# Figure data in JSON:
-*-
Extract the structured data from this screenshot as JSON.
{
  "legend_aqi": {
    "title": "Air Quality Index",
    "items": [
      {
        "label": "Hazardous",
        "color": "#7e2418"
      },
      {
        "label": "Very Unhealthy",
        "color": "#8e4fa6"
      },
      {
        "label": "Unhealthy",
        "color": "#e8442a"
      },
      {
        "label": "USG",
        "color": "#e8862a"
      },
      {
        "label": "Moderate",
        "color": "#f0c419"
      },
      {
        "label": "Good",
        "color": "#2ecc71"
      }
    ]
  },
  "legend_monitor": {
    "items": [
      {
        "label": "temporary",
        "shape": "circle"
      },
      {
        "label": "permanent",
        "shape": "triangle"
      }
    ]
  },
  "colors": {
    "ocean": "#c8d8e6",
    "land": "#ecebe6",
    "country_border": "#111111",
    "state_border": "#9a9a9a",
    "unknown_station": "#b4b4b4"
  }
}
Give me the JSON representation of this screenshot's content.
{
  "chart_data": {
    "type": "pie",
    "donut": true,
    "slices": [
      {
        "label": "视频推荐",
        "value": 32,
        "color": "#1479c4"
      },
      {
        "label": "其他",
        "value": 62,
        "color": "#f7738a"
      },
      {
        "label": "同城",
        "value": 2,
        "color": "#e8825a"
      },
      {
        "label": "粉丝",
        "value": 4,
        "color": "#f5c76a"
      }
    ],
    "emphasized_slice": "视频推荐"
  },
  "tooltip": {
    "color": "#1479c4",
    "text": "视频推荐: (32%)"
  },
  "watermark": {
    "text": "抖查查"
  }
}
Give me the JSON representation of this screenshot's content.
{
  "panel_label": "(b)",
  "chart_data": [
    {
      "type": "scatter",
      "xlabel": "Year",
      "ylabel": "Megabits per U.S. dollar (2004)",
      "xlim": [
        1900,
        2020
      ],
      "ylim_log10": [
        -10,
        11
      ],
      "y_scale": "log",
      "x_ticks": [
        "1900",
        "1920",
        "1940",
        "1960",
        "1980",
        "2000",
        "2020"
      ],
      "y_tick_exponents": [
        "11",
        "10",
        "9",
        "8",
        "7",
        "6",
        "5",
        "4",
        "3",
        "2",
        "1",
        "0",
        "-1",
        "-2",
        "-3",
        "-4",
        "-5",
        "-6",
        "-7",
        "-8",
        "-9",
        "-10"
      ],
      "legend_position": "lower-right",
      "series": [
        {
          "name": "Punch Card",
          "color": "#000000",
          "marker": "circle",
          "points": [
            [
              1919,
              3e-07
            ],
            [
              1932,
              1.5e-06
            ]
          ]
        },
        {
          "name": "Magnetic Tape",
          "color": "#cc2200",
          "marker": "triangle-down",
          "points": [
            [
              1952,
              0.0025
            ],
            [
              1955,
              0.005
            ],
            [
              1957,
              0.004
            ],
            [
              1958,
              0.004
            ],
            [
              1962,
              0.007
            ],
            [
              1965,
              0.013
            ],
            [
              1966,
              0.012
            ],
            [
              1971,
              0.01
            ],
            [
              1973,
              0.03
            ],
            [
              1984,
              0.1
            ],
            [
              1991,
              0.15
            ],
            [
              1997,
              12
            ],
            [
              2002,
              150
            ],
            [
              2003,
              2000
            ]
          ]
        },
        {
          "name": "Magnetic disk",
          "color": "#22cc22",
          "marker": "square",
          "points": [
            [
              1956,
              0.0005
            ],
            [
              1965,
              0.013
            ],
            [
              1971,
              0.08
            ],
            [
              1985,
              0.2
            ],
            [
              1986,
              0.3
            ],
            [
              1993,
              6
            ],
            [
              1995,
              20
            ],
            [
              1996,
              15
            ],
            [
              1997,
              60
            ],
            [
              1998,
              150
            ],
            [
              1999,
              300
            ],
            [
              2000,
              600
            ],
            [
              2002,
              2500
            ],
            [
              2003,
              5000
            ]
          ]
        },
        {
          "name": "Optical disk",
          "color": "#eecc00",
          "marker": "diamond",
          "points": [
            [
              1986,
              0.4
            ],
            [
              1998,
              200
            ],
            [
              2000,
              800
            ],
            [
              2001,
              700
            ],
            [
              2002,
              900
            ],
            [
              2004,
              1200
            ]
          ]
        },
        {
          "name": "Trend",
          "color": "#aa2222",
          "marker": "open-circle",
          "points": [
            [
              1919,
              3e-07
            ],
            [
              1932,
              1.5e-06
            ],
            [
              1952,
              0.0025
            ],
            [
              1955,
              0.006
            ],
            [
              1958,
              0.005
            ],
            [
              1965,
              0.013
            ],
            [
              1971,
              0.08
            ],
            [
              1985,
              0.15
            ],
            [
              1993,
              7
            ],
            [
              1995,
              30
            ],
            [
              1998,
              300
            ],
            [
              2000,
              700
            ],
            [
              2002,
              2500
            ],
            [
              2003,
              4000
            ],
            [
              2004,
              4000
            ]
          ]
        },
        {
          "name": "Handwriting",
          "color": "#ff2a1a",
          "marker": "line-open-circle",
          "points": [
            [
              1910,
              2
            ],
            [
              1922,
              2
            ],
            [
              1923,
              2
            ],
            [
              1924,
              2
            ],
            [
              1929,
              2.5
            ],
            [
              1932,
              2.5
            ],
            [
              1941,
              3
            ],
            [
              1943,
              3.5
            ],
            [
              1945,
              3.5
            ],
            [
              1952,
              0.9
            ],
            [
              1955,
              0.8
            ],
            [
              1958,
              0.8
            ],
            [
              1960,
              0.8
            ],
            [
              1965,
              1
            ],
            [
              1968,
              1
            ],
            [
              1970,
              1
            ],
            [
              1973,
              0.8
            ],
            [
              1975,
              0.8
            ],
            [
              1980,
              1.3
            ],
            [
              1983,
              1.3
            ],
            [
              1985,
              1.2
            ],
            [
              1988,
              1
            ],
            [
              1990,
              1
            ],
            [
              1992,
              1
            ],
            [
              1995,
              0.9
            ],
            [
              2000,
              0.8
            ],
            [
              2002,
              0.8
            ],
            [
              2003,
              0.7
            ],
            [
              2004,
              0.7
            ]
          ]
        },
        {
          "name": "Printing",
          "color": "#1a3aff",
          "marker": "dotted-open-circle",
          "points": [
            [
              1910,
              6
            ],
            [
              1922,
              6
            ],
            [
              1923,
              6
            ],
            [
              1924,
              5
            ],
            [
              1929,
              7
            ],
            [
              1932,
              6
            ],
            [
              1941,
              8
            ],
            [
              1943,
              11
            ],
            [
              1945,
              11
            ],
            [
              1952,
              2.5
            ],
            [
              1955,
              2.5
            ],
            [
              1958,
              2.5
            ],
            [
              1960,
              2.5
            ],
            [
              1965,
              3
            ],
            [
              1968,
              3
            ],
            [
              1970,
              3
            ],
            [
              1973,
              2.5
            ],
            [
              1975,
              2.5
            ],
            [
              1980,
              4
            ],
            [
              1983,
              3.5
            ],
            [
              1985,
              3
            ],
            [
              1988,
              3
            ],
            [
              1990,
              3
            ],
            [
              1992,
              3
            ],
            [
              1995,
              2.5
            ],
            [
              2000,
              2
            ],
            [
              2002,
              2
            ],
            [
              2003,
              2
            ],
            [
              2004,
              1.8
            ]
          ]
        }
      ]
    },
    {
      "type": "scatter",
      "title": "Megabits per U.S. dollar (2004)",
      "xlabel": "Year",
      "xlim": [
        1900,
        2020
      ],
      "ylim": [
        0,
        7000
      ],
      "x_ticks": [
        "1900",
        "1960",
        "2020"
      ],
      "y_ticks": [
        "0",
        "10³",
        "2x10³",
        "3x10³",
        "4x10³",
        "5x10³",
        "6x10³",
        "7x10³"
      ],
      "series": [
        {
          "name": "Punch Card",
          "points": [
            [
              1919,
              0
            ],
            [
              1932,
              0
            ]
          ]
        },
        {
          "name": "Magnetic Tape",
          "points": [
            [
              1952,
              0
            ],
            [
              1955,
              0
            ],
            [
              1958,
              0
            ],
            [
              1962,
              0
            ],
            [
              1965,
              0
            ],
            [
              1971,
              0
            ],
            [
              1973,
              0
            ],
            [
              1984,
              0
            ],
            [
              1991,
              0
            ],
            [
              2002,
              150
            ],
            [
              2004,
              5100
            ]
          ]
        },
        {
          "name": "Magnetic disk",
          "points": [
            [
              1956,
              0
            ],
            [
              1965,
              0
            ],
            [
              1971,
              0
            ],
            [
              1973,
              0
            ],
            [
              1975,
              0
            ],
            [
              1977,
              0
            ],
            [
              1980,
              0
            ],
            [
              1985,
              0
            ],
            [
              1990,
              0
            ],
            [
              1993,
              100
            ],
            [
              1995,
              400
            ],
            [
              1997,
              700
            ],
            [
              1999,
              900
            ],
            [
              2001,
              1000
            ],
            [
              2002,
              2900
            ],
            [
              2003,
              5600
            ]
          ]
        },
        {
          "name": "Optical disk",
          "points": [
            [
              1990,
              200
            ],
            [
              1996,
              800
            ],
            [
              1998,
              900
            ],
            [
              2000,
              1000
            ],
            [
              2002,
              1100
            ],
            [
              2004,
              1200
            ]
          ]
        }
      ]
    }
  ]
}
-*-
# TASK BRIEF:
Select from the material above each line in which the string "circle" appears, and list those lines.

# SOLUTION TO THIS PROBLEM:
        "shape": "circle"
          "marker": "circle",
          "marker": "open-circle",
          "marker": "line-open-circle",
          "marker": "dotted-open-circle",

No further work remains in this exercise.